» **GOAL**
How many lines in the listing below include the word "realContentHash"? Answer with the number and nothing else.

» **Data entries**
>>>
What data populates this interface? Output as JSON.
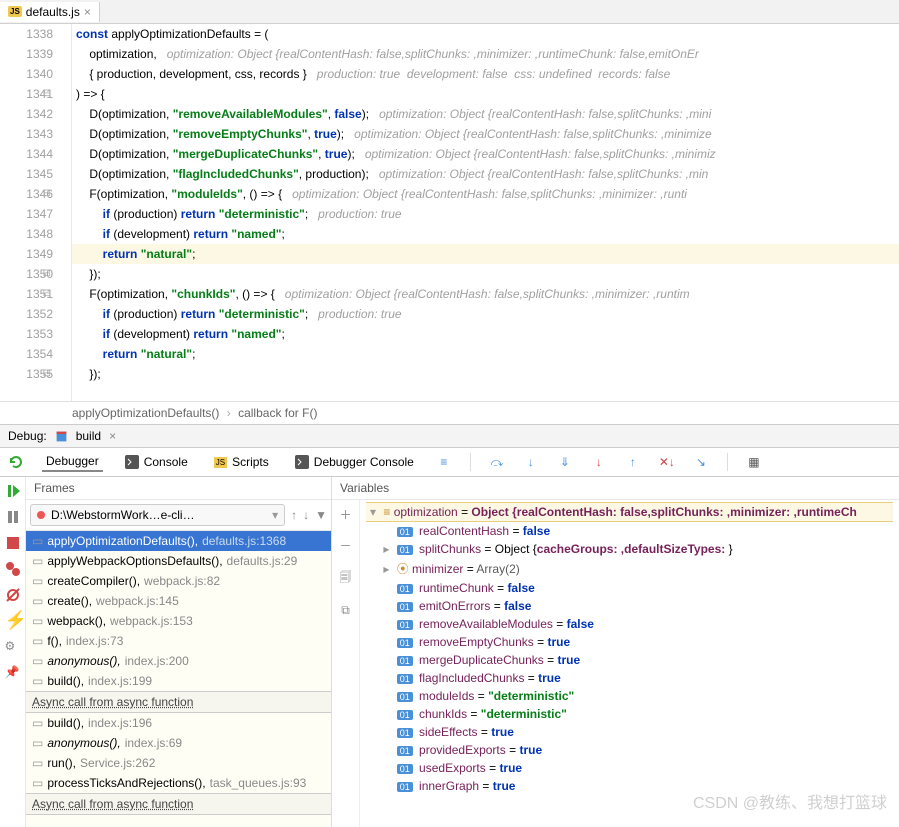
{
  "tab": {
    "label": "defaults.js"
  },
  "lines": [
    {
      "n": 1338,
      "fold": "",
      "html": "<span class='kw'>const</span> applyOptimizationDefaults = ("
    },
    {
      "n": 1339,
      "fold": "",
      "html": "    optimization,   <span class='hint'>optimization: Object {realContentHash: false,splitChunks: ,minimizer: ,runtimeChunk: false,emitOnEr</span>"
    },
    {
      "n": 1340,
      "fold": "",
      "html": "    { production, development, css, records }   <span class='hint'>production: true  development: false  css: undefined  records: false</span>"
    },
    {
      "n": 1341,
      "fold": "⊟",
      "html": ") =&gt; {"
    },
    {
      "n": 1342,
      "fold": "",
      "html": "    D(optimization, <span class='str'>\"removeAvailableModules\"</span>, <span class='lit'>false</span>);   <span class='hint'>optimization: Object {realContentHash: false,splitChunks: ,mini</span>"
    },
    {
      "n": 1343,
      "fold": "",
      "html": "    D(optimization, <span class='str'>\"removeEmptyChunks\"</span>, <span class='lit'>true</span>);   <span class='hint'>optimization: Object {realContentHash: false,splitChunks: ,minimize</span>"
    },
    {
      "n": 1344,
      "fold": "",
      "html": "    D(optimization, <span class='str'>\"mergeDuplicateChunks\"</span>, <span class='lit'>true</span>);   <span class='hint'>optimization: Object {realContentHash: false,splitChunks: ,minimiz</span>"
    },
    {
      "n": 1345,
      "fold": "",
      "html": "    D(optimization, <span class='str'>\"flagIncludedChunks\"</span>, production);   <span class='hint'>optimization: Object {realContentHash: false,splitChunks: ,min</span>"
    },
    {
      "n": 1346,
      "fold": "⊟",
      "html": "    F(optimization, <span class='str'>\"moduleIds\"</span>, () =&gt; {   <span class='hint'>optimization: Object {realContentHash: false,splitChunks: ,minimizer: ,runti</span>"
    },
    {
      "n": 1347,
      "fold": "",
      "html": "        <span class='kw'>if</span> (production) <span class='kw'>return</span> <span class='str'>\"deterministic\"</span>;   <span class='hint'>production: true</span>"
    },
    {
      "n": 1348,
      "fold": "",
      "html": "        <span class='kw'>if</span> (development) <span class='kw'>return</span> <span class='str'>\"named\"</span>;"
    },
    {
      "n": 1349,
      "fold": "",
      "hl": true,
      "html": "        <span class='kw'>return</span> <span class='str'>\"natural\"</span>;"
    },
    {
      "n": 1350,
      "fold": "⊟",
      "html": "    });"
    },
    {
      "n": 1351,
      "fold": "⊟",
      "html": "    F(optimization, <span class='str'>\"chunkIds\"</span>, () =&gt; {   <span class='hint'>optimization: Object {realContentHash: false,splitChunks: ,minimizer: ,runtim</span>"
    },
    {
      "n": 1352,
      "fold": "",
      "html": "        <span class='kw'>if</span> (production) <span class='kw'>return</span> <span class='str'>\"deterministic\"</span>;   <span class='hint'>production: true</span>"
    },
    {
      "n": 1353,
      "fold": "",
      "html": "        <span class='kw'>if</span> (development) <span class='kw'>return</span> <span class='str'>\"named\"</span>;"
    },
    {
      "n": 1354,
      "fold": "",
      "html": "        <span class='kw'>return</span> <span class='str'>\"natural\"</span>;"
    },
    {
      "n": 1355,
      "fold": "⊟",
      "html": "    });"
    }
  ],
  "breadcrumb": {
    "a": "applyOptimizationDefaults()",
    "b": "callback for F()"
  },
  "debug": {
    "label": "Debug:",
    "run": "build"
  },
  "debugTabs": {
    "debugger": "Debugger",
    "console": "Console",
    "scripts": "Scripts",
    "debuggerConsole": "Debugger Console"
  },
  "framesHeader": "Frames",
  "threadSelect": "D:\\WebstormWork…e-cli…",
  "frames": [
    {
      "sel": true,
      "fn": "applyOptimizationDefaults()",
      "loc": "defaults.js:1368"
    },
    {
      "fn": "applyWebpackOptionsDefaults()",
      "loc": "defaults.js:29"
    },
    {
      "fn": "createCompiler()",
      "loc": "webpack.js:82"
    },
    {
      "fn": "create()",
      "loc": "webpack.js:145"
    },
    {
      "fn": "webpack()",
      "loc": "webpack.js:153"
    },
    {
      "fn": "f()",
      "loc": "index.js:73"
    },
    {
      "fn": "anonymous()",
      "loc": "index.js:200",
      "it": true
    },
    {
      "fn": "build()",
      "loc": "index.js:199"
    },
    {
      "async": "Async call from async function"
    },
    {
      "fn": "build()",
      "loc": "index.js:196"
    },
    {
      "fn": "anonymous()",
      "loc": "index.js:69",
      "it": true
    },
    {
      "fn": "run()",
      "loc": "Service.js:262"
    },
    {
      "fn": "processTicksAndRejections()",
      "loc": "task_queues.js:93"
    },
    {
      "async": "Async call from async function"
    }
  ],
  "varsHeader": "Variables",
  "vars": {
    "top": {
      "name": "optimization",
      "summary": "Object {realContentHash: false,splitChunks: ,minimizer: ,runtimeCh"
    },
    "rows": [
      {
        "k": "realContentHash",
        "t": "bool",
        "v": "false"
      },
      {
        "k": "splitChunks",
        "t": "obj",
        "v": "Object {cacheGroups: ,defaultSizeTypes: }"
      },
      {
        "k": "minimizer",
        "t": "arr",
        "v": "Array(2)"
      },
      {
        "k": "runtimeChunk",
        "t": "bool",
        "v": "false"
      },
      {
        "k": "emitOnErrors",
        "t": "bool",
        "v": "false"
      },
      {
        "k": "removeAvailableModules",
        "t": "bool",
        "v": "false"
      },
      {
        "k": "removeEmptyChunks",
        "t": "bool",
        "v": "true"
      },
      {
        "k": "mergeDuplicateChunks",
        "t": "bool",
        "v": "true"
      },
      {
        "k": "flagIncludedChunks",
        "t": "bool",
        "v": "true"
      },
      {
        "k": "moduleIds",
        "t": "str",
        "v": "\"deterministic\""
      },
      {
        "k": "chunkIds",
        "t": "str",
        "v": "\"deterministic\""
      },
      {
        "k": "sideEffects",
        "t": "bool",
        "v": "true"
      },
      {
        "k": "providedExports",
        "t": "bool",
        "v": "true"
      },
      {
        "k": "usedExports",
        "t": "bool",
        "v": "true"
      },
      {
        "k": "innerGraph",
        "t": "bool",
        "v": "true"
      }
    ]
  },
  "watermark": "CSDN @教练、我想打篮球"
}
<<<
» **RESULT**
9